▶ _Exercise inputs_

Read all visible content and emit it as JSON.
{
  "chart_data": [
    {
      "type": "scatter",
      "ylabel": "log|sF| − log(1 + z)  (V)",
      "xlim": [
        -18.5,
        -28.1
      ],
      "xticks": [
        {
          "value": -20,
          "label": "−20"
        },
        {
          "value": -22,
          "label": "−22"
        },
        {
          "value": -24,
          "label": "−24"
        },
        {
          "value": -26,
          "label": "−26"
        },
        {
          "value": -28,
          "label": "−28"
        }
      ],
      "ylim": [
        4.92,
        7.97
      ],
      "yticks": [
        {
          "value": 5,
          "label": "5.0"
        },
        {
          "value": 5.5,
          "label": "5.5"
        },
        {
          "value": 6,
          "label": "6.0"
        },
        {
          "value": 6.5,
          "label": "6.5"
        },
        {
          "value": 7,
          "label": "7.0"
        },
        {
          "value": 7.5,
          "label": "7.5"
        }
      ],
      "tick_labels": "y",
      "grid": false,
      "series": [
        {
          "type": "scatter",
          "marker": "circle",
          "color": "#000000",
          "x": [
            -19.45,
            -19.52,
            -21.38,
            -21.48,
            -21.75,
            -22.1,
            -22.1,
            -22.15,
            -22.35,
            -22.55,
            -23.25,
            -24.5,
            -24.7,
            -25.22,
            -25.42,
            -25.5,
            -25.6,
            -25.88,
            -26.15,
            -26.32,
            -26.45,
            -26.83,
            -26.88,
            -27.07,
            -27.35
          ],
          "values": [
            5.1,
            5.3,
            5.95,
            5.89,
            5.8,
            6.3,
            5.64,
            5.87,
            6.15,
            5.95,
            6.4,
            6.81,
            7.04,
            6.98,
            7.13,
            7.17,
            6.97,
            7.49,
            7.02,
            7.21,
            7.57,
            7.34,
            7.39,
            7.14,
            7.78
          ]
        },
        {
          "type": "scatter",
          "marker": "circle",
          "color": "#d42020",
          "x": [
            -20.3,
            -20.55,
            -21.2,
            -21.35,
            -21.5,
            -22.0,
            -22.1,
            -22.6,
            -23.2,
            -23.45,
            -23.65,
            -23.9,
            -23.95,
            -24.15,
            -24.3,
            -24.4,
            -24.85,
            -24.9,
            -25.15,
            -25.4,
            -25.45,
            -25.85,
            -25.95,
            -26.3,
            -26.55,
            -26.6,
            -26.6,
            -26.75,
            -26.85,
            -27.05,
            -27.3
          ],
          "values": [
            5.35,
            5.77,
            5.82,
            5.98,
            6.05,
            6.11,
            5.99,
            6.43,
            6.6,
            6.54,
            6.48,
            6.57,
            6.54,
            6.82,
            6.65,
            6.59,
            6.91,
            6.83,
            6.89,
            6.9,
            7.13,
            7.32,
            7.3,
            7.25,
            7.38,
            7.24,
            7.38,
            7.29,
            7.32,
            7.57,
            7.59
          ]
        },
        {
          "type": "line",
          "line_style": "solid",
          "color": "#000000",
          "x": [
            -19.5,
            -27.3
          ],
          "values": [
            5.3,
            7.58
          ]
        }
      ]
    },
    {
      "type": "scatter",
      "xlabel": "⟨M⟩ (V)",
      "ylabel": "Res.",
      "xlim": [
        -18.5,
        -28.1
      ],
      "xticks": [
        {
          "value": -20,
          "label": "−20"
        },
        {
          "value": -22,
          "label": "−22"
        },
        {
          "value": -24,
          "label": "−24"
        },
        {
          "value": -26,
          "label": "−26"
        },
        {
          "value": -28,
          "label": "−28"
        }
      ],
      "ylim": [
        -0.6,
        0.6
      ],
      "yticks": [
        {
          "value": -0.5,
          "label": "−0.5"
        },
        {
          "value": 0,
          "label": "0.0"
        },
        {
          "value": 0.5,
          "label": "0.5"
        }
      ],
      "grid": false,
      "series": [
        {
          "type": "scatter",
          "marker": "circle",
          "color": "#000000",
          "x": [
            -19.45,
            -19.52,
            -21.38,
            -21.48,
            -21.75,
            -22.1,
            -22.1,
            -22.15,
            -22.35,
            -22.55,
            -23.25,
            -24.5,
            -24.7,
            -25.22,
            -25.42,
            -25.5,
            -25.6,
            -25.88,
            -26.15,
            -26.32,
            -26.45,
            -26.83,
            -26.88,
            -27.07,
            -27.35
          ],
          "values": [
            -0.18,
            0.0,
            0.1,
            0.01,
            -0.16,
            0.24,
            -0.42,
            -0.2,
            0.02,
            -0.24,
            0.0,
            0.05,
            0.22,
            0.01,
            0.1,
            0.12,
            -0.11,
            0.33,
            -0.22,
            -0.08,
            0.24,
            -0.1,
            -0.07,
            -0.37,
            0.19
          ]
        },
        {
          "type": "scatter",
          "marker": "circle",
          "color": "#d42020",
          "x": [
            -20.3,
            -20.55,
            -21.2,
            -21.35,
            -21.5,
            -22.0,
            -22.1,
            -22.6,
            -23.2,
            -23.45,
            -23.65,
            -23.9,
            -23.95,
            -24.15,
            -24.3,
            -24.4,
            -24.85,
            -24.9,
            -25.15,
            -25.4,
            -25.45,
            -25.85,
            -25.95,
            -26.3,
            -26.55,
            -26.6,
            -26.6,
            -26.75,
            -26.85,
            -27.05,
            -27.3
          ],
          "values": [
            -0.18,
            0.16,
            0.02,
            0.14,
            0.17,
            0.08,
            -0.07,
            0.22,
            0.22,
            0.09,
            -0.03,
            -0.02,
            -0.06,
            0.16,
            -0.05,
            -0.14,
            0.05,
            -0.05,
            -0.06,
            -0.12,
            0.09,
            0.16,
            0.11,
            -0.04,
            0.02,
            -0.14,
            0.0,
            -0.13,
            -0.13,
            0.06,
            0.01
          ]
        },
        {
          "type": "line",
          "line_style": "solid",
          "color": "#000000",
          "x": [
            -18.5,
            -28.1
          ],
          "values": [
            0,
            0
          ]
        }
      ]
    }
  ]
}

▶ _What to work on_
Quote the data above in full, changing nothing.

▶ _Output_
Read all visible content and emit it as JSON.
{
  "chart_data": [
    {
      "type": "scatter",
      "ylabel": "log|sF| − log(1 + z)  (V)",
      "xlim": [
        -18.5,
        -28.1
      ],
      "xticks": [
        {
          "value": -20,
          "label": "−20"
        },
        {
          "value": -22,
          "label": "−22"
        },
        {
          "value": -24,
          "label": "−24"
        },
        {
          "value": -26,
          "label": "−26"
        },
        {
          "value": -28,
          "label": "−28"
        }
      ],
      "ylim": [
        4.92,
        7.97
      ],
      "yticks": [
        {
          "value": 5,
          "label": "5.0"
        },
        {
          "value": 5.5,
          "label": "5.5"
        },
        {
          "value": 6,
          "label": "6.0"
        },
        {
          "value": 6.5,
          "label": "6.5"
        },
        {
          "value": 7,
          "label": "7.0"
        },
        {
          "value": 7.5,
          "label": "7.5"
        }
      ],
      "tick_labels": "y",
      "grid": false,
      "series": [
        {
          "type": "scatter",
          "marker": "circle",
          "color": "#000000",
          "x": [
            -19.45,
            -19.52,
            -21.38,
            -21.48,
            -21.75,
            -22.1,
            -22.1,
            -22.15,
            -22.35,
            -22.55,
            -23.25,
            -24.5,
            -24.7,
            -25.22,
            -25.42,
            -25.5,
            -25.6,
            -25.88,
            -26.15,
            -26.32,
            -26.45,
            -26.83,
            -26.88,
            -27.07,
            -27.35
          ],
          "values": [
            5.1,
            5.3,
            5.95,
            5.89,
            5.8,
            6.3,
            5.64,
            5.87,
            6.15,
            5.95,
            6.4,
            6.81,
            7.04,
            6.98,
            7.13,
            7.17,
            6.97,
            7.49,
            7.02,
            7.21,
            7.57,
            7.34,
            7.39,
            7.14,
            7.78
          ]
        },
        {
          "type": "scatter",
          "marker": "circle",
          "color": "#d42020",
          "x": [
            -20.3,
            -20.55,
            -21.2,
            -21.35,
            -21.5,
            -22.0,
            -22.1,
            -22.6,
            -23.2,
            -23.45,
            -23.65,
            -23.9,
            -23.95,
            -24.15,
            -24.3,
            -24.4,
            -24.85,
            -24.9,
            -25.15,
            -25.4,
            -25.45,
            -25.85,
            -25.95,
            -26.3,
            -26.55,
            -26.6,
            -26.6,
            -26.75,
            -26.85,
            -27.05,
            -27.3
          ],
          "values": [
            5.35,
            5.77,
            5.82,
            5.98,
            6.05,
            6.11,
            5.99,
            6.43,
            6.6,
            6.54,
            6.48,
            6.57,
            6.54,
            6.82,
            6.65,
            6.59,
            6.91,
            6.83,
            6.89,
            6.9,
            7.13,
            7.32,
            7.3,
            7.25,
            7.38,
            7.24,
            7.38,
            7.29,
            7.32,
            7.57,
            7.59
          ]
        },
        {
          "type": "line",
          "line_style": "solid",
          "color": "#000000",
          "x": [
            -19.5,
            -27.3
          ],
          "values": [
            5.3,
            7.58
          ]
        }
      ]
    },
    {
      "type": "scatter",
      "xlabel": "⟨M⟩ (V)",
      "ylabel": "Res.",
      "xlim": [
        -18.5,
        -28.1
      ],
      "xticks": [
        {
          "value": -20,
          "label": "−20"
        },
        {
          "value": -22,
          "label": "−22"
        },
        {
          "value": -24,
          "label": "−24"
        },
        {
          "value": -26,
          "label": "−26"
        },
        {
          "value": -28,
          "label": "−28"
        }
      ],
      "ylim": [
        -0.6,
        0.6
      ],
      "yticks": [
        {
          "value": -0.5,
          "label": "−0.5"
        },
        {
          "value": 0,
          "label": "0.0"
        },
        {
          "value": 0.5,
          "label": "0.5"
        }
      ],
      "grid": false,
      "series": [
        {
          "type": "scatter",
          "marker": "circle",
          "color": "#000000",
          "x": [
            -19.45,
            -19.52,
            -21.38,
            -21.48,
            -21.75,
            -22.1,
            -22.1,
            -22.15,
            -22.35,
            -22.55,
            -23.25,
            -24.5,
            -24.7,
            -25.22,
            -25.42,
            -25.5,
            -25.6,
            -25.88,
            -26.15,
            -26.32,
            -26.45,
            -26.83,
            -26.88,
            -27.07,
            -27.35
          ],
          "values": [
            -0.18,
            0.0,
            0.1,
            0.01,
            -0.16,
            0.24,
            -0.42,
            -0.2,
            0.02,
            -0.24,
            0.0,
            0.05,
            0.22,
            0.01,
            0.1,
            0.12,
            -0.11,
            0.33,
            -0.22,
            -0.08,
            0.24,
            -0.1,
            -0.07,
            -0.37,
            0.19
          ]
        },
        {
          "type": "scatter",
          "marker": "circle",
          "color": "#d42020",
          "x": [
            -20.3,
            -20.55,
            -21.2,
            -21.35,
            -21.5,
            -22.0,
            -22.1,
            -22.6,
            -23.2,
            -23.45,
            -23.65,
            -23.9,
            -23.95,
            -24.15,
            -24.3,
            -24.4,
            -24.85,
            -24.9,
            -25.15,
            -25.4,
            -25.45,
            -25.85,
            -25.95,
            -26.3,
            -26.55,
            -26.6,
            -26.6,
            -26.75,
            -26.85,
            -27.05,
            -27.3
          ],
          "values": [
            -0.18,
            0.16,
            0.02,
            0.14,
            0.17,
            0.08,
            -0.07,
            0.22,
            0.22,
            0.09,
            -0.03,
            -0.02,
            -0.06,
            0.16,
            -0.05,
            -0.14,
            0.05,
            -0.05,
            -0.06,
            -0.12,
            0.09,
            0.16,
            0.11,
            -0.04,
            0.02,
            -0.14,
            0.0,
            -0.13,
            -0.13,
            0.06,
            0.01
          ]
        },
        {
          "type": "line",
          "line_style": "solid",
          "color": "#000000",
          "x": [
            -18.5,
            -28.1
          ],
          "values": [
            0,
            0
          ]
        }
      ]
    }
  ]
}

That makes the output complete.